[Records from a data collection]

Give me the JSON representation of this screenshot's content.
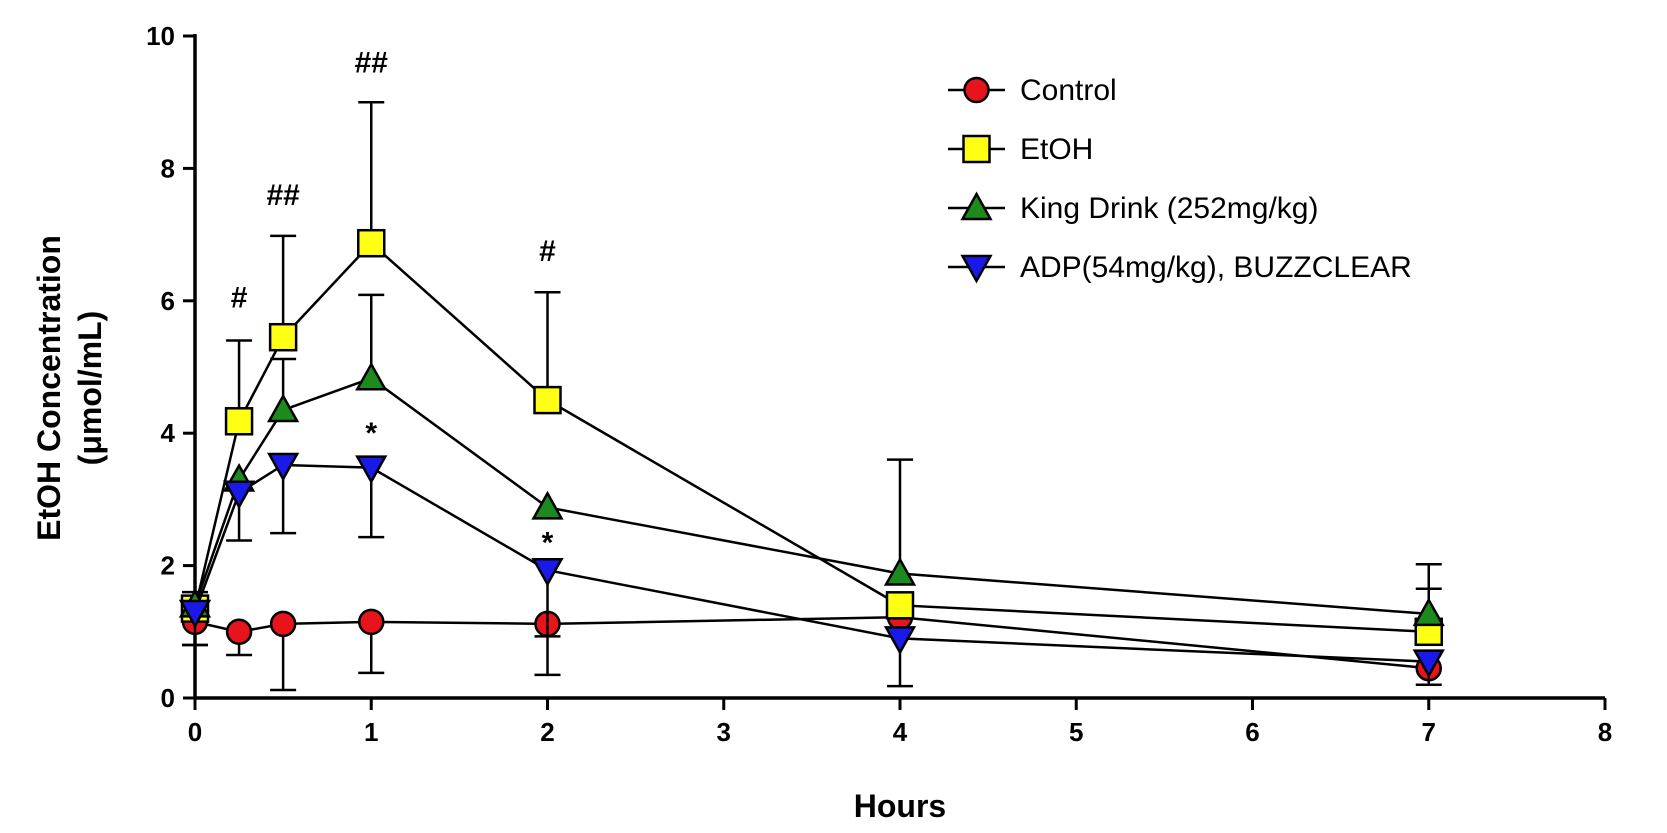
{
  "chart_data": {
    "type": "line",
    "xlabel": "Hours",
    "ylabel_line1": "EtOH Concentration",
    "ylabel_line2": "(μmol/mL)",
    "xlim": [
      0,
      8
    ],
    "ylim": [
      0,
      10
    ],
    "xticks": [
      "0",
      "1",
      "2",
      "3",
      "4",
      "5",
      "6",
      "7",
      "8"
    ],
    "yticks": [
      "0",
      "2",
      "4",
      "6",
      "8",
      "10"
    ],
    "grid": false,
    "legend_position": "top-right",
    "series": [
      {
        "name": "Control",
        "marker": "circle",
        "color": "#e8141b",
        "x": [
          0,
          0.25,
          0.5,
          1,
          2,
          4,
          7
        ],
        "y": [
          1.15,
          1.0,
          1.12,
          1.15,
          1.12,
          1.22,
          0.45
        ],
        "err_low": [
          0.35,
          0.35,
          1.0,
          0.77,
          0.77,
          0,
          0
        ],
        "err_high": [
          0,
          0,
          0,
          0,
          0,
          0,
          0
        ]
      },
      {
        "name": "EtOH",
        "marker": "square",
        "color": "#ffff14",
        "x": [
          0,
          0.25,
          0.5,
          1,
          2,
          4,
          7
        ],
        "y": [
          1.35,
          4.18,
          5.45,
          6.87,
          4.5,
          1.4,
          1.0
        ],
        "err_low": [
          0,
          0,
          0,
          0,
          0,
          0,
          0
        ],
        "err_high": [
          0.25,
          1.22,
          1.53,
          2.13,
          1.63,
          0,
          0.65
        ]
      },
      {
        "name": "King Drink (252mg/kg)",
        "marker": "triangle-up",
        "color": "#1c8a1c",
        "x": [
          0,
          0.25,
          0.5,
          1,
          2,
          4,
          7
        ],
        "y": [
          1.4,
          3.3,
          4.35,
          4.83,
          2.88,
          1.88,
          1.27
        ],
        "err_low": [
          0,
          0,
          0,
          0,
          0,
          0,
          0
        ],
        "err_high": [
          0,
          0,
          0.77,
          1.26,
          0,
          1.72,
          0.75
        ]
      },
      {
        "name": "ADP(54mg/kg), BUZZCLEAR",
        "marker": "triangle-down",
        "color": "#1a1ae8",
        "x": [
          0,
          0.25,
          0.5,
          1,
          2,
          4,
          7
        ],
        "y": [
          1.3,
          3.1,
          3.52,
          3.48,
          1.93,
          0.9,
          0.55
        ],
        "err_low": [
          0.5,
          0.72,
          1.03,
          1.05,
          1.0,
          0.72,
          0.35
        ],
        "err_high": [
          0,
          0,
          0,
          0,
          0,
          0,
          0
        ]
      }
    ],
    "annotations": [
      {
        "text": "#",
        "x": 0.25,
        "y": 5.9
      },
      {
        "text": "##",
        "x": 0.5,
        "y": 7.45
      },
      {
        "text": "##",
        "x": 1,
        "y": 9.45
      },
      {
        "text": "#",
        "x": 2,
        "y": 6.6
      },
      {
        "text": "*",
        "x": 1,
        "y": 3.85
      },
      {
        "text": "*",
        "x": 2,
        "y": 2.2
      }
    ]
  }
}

• [Instructions to follow] Write out each line again precisely as it appears, skipping every picture.

• [Answer for this exercise]
Give me the JSON representation of this screenshot's content.
{
  "chart_data": {
    "type": "line",
    "xlabel": "Hours",
    "ylabel_line1": "EtOH Concentration",
    "ylabel_line2": "(μmol/mL)",
    "xlim": [
      0,
      8
    ],
    "ylim": [
      0,
      10
    ],
    "xticks": [
      "0",
      "1",
      "2",
      "3",
      "4",
      "5",
      "6",
      "7",
      "8"
    ],
    "yticks": [
      "0",
      "2",
      "4",
      "6",
      "8",
      "10"
    ],
    "grid": false,
    "legend_position": "top-right",
    "series": [
      {
        "name": "Control",
        "marker": "circle",
        "color": "#e8141b",
        "x": [
          0,
          0.25,
          0.5,
          1,
          2,
          4,
          7
        ],
        "y": [
          1.15,
          1.0,
          1.12,
          1.15,
          1.12,
          1.22,
          0.45
        ],
        "err_low": [
          0.35,
          0.35,
          1.0,
          0.77,
          0.77,
          0,
          0
        ],
        "err_high": [
          0,
          0,
          0,
          0,
          0,
          0,
          0
        ]
      },
      {
        "name": "EtOH",
        "marker": "square",
        "color": "#ffff14",
        "x": [
          0,
          0.25,
          0.5,
          1,
          2,
          4,
          7
        ],
        "y": [
          1.35,
          4.18,
          5.45,
          6.87,
          4.5,
          1.4,
          1.0
        ],
        "err_low": [
          0,
          0,
          0,
          0,
          0,
          0,
          0
        ],
        "err_high": [
          0.25,
          1.22,
          1.53,
          2.13,
          1.63,
          0,
          0.65
        ]
      },
      {
        "name": "King Drink (252mg/kg)",
        "marker": "triangle-up",
        "color": "#1c8a1c",
        "x": [
          0,
          0.25,
          0.5,
          1,
          2,
          4,
          7
        ],
        "y": [
          1.4,
          3.3,
          4.35,
          4.83,
          2.88,
          1.88,
          1.27
        ],
        "err_low": [
          0,
          0,
          0,
          0,
          0,
          0,
          0
        ],
        "err_high": [
          0,
          0,
          0.77,
          1.26,
          0,
          1.72,
          0.75
        ]
      },
      {
        "name": "ADP(54mg/kg), BUZZCLEAR",
        "marker": "triangle-down",
        "color": "#1a1ae8",
        "x": [
          0,
          0.25,
          0.5,
          1,
          2,
          4,
          7
        ],
        "y": [
          1.3,
          3.1,
          3.52,
          3.48,
          1.93,
          0.9,
          0.55
        ],
        "err_low": [
          0.5,
          0.72,
          1.03,
          1.05,
          1.0,
          0.72,
          0.35
        ],
        "err_high": [
          0,
          0,
          0,
          0,
          0,
          0,
          0
        ]
      }
    ],
    "annotations": [
      {
        "text": "#",
        "x": 0.25,
        "y": 5.9
      },
      {
        "text": "##",
        "x": 0.5,
        "y": 7.45
      },
      {
        "text": "##",
        "x": 1,
        "y": 9.45
      },
      {
        "text": "#",
        "x": 2,
        "y": 6.6
      },
      {
        "text": "*",
        "x": 1,
        "y": 3.85
      },
      {
        "text": "*",
        "x": 2,
        "y": 2.2
      }
    ]
  }
}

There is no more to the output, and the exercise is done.